Requirements >>
Give every line again exactly as it appears, please, but not the pictures.
((
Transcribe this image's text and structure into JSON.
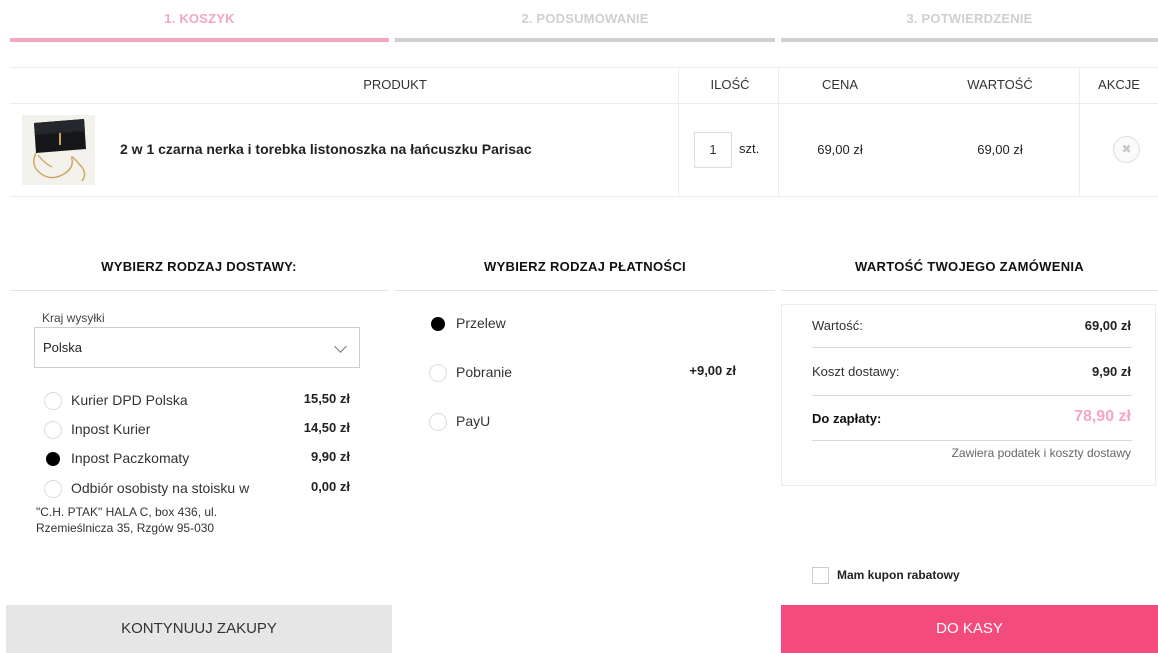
{
  "steps": [
    {
      "label": "1. KOSZYK",
      "active": true
    },
    {
      "label": "2. PODSUMOWANIE",
      "active": false
    },
    {
      "label": "3. POTWIERDZENIE",
      "active": false
    }
  ],
  "cart": {
    "headers": {
      "product": "PRODUKT",
      "qty": "ILOŚĆ",
      "price": "CENA",
      "value": "WARTOŚĆ",
      "actions": "AKCJE"
    },
    "items": [
      {
        "name": "2 w 1 czarna nerka i torebka listonoszka na łańcuszku Parisac",
        "qty": "1",
        "unit": "szt.",
        "price": "69,00 zł",
        "value": "69,00 zł",
        "remove_icon": "close-icon"
      }
    ]
  },
  "delivery": {
    "heading": "WYBIERZ RODZAJ DOSTAWY:",
    "country_label": "Kraj wysyłki",
    "country_value": "Polska",
    "options": [
      {
        "label": "Kurier DPD Polska",
        "price": "15,50 zł",
        "selected": false
      },
      {
        "label": "Inpost Kurier",
        "price": "14,50 zł",
        "selected": false
      },
      {
        "label": "Inpost Paczkomaty",
        "price": "9,90 zł",
        "selected": true
      },
      {
        "label": "Odbiór osobisty na stoisku w",
        "price": "0,00 zł",
        "selected": false
      }
    ],
    "address": "\"C.H. PTAK\" HALA C, box 436, ul. Rzemieślnicza 35, Rzgów 95-030"
  },
  "payment": {
    "heading": "WYBIERZ RODZAJ PŁATNOŚCI",
    "options": [
      {
        "label": "Przelew",
        "price": "",
        "selected": true
      },
      {
        "label": "Pobranie",
        "price": "+9,00 zł",
        "selected": false
      },
      {
        "label": "PayU",
        "price": "",
        "selected": false
      }
    ]
  },
  "summary": {
    "heading": "WARTOŚĆ TWOJEGO ZAMÓWENIA",
    "value_label": "Wartość:",
    "value": "69,00 zł",
    "shipping_label": "Koszt dostawy:",
    "shipping": "9,90 zł",
    "total_label": "Do zapłaty:",
    "total": "78,90 zł",
    "note": "Zawiera podatek i koszty dostawy",
    "coupon_label": "Mam kupon rabatowy"
  },
  "buttons": {
    "continue": "KONTYNUUJ ZAKUPY",
    "checkout": "DO KASY"
  },
  "colors": {
    "accent_pink": "#f44b7e",
    "step_active": "#f2a7bc",
    "total_pink": "#f7a6bf"
  }
}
))
Output >>
Transcribe this image's text and structure into JSON.
{
  "steps": [
    {
      "label": "1. KOSZYK",
      "active": true
    },
    {
      "label": "2. PODSUMOWANIE",
      "active": false
    },
    {
      "label": "3. POTWIERDZENIE",
      "active": false
    }
  ],
  "cart": {
    "headers": {
      "product": "PRODUKT",
      "qty": "ILOŚĆ",
      "price": "CENA",
      "value": "WARTOŚĆ",
      "actions": "AKCJE"
    },
    "items": [
      {
        "name": "2 w 1 czarna nerka i torebka listonoszka na łańcuszku Parisac",
        "qty": "1",
        "unit": "szt.",
        "price": "69,00 zł",
        "value": "69,00 zł",
        "remove_icon": "close-icon"
      }
    ]
  },
  "delivery": {
    "heading": "WYBIERZ RODZAJ DOSTAWY:",
    "country_label": "Kraj wysyłki",
    "country_value": "Polska",
    "options": [
      {
        "label": "Kurier DPD Polska",
        "price": "15,50 zł",
        "selected": false
      },
      {
        "label": "Inpost Kurier",
        "price": "14,50 zł",
        "selected": false
      },
      {
        "label": "Inpost Paczkomaty",
        "price": "9,90 zł",
        "selected": true
      },
      {
        "label": "Odbiór osobisty na stoisku w",
        "price": "0,00 zł",
        "selected": false
      }
    ],
    "address": "\"C.H. PTAK\" HALA C, box 436, ul. Rzemieślnicza 35, Rzgów 95-030"
  },
  "payment": {
    "heading": "WYBIERZ RODZAJ PŁATNOŚCI",
    "options": [
      {
        "label": "Przelew",
        "price": "",
        "selected": true
      },
      {
        "label": "Pobranie",
        "price": "+9,00 zł",
        "selected": false
      },
      {
        "label": "PayU",
        "price": "",
        "selected": false
      }
    ]
  },
  "summary": {
    "heading": "WARTOŚĆ TWOJEGO ZAMÓWENIA",
    "value_label": "Wartość:",
    "value": "69,00 zł",
    "shipping_label": "Koszt dostawy:",
    "shipping": "9,90 zł",
    "total_label": "Do zapłaty:",
    "total": "78,90 zł",
    "note": "Zawiera podatek i koszty dostawy",
    "coupon_label": "Mam kupon rabatowy"
  },
  "buttons": {
    "continue": "KONTYNUUJ ZAKUPY",
    "checkout": "DO KASY"
  },
  "colors": {
    "accent_pink": "#f44b7e",
    "step_active": "#f2a7bc",
    "total_pink": "#f7a6bf"
  }
}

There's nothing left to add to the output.